*Set exercise*. Find each line in the entries below that contains the word "item" and copy those lines. Case counts, so only matches with the same capitalization qualify.

━━━━━━━━━━━━━━━━━━━━

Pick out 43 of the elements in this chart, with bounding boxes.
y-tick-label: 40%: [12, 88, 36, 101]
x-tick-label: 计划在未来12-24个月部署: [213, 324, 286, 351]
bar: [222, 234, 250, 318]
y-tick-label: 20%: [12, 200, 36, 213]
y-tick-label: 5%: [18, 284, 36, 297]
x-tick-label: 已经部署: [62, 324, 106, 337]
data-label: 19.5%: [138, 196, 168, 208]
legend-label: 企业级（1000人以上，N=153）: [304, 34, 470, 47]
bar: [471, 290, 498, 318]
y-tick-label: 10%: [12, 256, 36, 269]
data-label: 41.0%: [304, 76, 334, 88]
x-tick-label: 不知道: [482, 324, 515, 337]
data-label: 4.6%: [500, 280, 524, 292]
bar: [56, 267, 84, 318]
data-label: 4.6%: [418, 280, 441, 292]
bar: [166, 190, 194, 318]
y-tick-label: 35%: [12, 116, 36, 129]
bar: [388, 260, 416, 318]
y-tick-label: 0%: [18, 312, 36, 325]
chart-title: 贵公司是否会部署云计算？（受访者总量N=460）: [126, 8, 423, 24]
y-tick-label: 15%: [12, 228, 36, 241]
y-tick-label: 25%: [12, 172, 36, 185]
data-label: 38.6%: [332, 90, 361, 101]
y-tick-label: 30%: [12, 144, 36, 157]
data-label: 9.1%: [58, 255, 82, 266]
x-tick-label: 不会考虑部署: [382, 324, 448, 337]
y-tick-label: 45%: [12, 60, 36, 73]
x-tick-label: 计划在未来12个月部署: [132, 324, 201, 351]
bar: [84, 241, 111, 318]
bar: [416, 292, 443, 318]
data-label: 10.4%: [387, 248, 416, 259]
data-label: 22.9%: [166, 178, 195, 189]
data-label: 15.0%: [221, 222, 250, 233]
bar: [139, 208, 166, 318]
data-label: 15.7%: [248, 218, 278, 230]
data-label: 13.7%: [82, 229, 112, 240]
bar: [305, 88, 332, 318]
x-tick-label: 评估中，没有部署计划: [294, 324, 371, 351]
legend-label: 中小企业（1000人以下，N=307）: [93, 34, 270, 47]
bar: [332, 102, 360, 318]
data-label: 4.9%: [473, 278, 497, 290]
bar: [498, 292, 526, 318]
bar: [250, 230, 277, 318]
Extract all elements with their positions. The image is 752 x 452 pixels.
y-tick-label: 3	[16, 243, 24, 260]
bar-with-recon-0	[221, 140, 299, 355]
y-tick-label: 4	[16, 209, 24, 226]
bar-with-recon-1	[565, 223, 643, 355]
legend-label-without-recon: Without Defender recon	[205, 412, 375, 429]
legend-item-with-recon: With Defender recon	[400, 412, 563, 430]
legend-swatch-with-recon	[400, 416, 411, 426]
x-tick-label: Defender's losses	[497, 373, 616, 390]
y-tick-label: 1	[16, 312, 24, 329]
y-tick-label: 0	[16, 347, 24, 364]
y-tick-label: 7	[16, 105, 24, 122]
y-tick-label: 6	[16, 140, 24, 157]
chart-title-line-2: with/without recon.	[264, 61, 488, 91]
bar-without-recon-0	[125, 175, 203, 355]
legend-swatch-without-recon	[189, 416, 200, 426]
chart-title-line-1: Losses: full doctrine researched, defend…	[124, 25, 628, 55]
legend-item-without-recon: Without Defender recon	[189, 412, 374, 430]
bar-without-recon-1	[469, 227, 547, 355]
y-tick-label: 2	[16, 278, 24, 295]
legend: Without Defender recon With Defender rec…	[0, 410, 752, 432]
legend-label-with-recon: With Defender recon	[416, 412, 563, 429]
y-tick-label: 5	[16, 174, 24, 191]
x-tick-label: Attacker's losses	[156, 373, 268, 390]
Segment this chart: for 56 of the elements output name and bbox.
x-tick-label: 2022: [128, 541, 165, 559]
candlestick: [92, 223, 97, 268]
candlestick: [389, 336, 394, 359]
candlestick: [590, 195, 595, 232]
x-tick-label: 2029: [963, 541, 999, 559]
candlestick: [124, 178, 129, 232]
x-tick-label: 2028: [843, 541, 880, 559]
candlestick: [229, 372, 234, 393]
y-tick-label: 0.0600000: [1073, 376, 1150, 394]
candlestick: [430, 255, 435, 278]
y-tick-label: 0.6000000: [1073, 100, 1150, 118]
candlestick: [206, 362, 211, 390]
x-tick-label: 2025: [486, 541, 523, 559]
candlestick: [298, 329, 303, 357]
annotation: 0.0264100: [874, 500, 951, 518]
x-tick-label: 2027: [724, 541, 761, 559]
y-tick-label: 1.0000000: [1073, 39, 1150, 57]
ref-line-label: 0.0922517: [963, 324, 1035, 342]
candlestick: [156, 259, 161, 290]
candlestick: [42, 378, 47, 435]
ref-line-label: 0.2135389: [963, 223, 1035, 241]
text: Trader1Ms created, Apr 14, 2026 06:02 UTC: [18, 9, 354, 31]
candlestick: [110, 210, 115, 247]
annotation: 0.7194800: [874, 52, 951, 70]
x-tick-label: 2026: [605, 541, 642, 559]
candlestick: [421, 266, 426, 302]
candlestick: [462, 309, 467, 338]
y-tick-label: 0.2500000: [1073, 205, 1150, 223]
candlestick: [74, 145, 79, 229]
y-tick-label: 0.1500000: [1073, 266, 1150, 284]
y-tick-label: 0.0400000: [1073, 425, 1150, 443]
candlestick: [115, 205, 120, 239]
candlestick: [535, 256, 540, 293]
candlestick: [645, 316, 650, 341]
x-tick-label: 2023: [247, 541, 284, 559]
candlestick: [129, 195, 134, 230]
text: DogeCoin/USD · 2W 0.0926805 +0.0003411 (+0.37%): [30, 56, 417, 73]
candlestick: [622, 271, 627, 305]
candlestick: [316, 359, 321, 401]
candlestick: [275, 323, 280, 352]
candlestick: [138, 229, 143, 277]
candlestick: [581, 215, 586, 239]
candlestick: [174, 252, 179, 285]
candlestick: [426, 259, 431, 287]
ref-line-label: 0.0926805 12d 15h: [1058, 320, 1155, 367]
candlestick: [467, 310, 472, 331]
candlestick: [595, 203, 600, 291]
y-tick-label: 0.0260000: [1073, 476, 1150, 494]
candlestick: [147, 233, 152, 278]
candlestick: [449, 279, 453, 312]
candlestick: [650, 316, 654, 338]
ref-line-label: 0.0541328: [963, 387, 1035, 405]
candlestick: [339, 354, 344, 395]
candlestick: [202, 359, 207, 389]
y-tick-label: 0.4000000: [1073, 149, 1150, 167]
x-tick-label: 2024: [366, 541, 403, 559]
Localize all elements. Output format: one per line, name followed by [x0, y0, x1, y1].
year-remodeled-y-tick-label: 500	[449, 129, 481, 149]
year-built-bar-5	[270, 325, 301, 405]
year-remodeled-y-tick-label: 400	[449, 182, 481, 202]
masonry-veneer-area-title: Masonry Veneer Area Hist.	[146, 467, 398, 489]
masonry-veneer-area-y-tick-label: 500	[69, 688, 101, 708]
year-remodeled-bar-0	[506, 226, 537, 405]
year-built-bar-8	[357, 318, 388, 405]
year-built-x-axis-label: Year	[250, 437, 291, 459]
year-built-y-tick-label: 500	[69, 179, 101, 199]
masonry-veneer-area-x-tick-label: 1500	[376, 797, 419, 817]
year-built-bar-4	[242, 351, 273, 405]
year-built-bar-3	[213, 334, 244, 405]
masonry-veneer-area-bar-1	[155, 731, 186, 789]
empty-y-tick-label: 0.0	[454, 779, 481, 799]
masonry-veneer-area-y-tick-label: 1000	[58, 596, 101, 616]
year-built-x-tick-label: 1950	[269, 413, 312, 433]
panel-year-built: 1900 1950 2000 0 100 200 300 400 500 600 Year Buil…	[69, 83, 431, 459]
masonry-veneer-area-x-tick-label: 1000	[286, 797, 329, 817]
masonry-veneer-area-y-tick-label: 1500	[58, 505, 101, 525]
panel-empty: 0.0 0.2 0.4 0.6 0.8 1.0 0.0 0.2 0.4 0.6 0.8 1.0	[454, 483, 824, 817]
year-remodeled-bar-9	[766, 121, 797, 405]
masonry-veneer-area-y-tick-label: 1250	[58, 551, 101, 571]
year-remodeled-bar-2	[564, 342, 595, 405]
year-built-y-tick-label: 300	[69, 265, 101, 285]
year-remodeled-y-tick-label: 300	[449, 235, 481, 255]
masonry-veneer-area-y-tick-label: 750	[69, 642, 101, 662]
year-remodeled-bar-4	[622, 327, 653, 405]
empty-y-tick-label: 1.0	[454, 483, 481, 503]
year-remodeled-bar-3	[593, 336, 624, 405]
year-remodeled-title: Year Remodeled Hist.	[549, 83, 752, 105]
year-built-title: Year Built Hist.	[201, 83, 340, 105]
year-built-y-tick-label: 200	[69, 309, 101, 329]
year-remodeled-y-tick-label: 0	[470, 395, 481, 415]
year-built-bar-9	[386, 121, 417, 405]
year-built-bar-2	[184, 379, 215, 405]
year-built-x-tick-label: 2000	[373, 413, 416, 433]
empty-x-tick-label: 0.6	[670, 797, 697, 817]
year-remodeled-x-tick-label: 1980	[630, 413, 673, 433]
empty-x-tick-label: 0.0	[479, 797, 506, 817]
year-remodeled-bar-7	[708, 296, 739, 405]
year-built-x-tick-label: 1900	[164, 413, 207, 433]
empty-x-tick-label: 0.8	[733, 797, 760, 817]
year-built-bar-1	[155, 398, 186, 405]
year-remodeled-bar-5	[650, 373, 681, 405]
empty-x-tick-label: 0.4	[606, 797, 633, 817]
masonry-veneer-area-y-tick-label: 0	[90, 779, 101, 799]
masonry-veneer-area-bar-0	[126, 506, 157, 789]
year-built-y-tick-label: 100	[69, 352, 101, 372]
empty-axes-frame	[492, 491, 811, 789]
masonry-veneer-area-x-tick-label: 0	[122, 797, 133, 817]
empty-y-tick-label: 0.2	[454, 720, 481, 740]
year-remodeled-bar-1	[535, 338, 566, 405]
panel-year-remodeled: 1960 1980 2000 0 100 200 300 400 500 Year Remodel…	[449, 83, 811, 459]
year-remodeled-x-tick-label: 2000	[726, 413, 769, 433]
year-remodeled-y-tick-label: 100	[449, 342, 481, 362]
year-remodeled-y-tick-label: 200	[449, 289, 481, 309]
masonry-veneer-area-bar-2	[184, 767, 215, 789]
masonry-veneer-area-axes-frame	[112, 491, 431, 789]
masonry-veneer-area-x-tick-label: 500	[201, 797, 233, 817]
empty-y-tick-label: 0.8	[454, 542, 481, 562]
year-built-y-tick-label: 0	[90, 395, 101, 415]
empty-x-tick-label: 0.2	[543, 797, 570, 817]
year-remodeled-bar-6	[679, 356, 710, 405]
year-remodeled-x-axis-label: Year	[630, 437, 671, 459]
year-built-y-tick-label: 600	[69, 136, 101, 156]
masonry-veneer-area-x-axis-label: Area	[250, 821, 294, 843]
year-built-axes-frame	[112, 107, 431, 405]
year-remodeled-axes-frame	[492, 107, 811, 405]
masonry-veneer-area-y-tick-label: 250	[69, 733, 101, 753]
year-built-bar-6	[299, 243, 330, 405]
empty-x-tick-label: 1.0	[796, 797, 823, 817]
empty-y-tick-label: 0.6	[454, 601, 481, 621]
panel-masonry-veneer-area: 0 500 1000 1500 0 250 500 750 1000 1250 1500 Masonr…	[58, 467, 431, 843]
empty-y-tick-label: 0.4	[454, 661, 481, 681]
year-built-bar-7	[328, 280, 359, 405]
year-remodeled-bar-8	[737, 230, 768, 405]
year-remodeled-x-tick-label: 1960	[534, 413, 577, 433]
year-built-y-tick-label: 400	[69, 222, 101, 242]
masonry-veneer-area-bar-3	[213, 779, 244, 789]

━━━━━━━━━━━━━━━━━━━━

*Task answer*.
legend-item-with-recon: With Defender recon	[400, 412, 563, 430]
legend-item-without-recon: Without Defender recon	[189, 412, 374, 430]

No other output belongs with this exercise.